Show every line in the records below that contains the word "Desempeño".

# # # # #

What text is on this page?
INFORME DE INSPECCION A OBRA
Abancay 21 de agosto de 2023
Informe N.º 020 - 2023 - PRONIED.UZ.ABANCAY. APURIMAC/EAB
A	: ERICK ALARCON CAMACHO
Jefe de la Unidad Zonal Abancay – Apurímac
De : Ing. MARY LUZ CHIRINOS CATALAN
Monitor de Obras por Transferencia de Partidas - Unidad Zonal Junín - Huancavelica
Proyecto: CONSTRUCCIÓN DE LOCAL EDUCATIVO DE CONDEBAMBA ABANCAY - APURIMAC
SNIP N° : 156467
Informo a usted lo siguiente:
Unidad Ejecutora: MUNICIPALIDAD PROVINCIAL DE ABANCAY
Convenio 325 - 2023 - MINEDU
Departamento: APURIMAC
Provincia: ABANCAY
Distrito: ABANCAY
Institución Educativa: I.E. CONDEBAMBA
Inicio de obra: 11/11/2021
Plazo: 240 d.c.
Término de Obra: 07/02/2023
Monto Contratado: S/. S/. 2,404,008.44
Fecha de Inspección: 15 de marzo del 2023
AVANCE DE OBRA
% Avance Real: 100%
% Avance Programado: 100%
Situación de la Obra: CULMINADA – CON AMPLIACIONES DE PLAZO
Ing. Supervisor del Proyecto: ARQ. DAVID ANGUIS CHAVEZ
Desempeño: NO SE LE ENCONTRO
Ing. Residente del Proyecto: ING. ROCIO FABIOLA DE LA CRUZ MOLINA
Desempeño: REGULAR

# # # # #

• _Answer to this exercise_
Desempeño: NO SE LE ENCONTRO
Desempeño: REGULAR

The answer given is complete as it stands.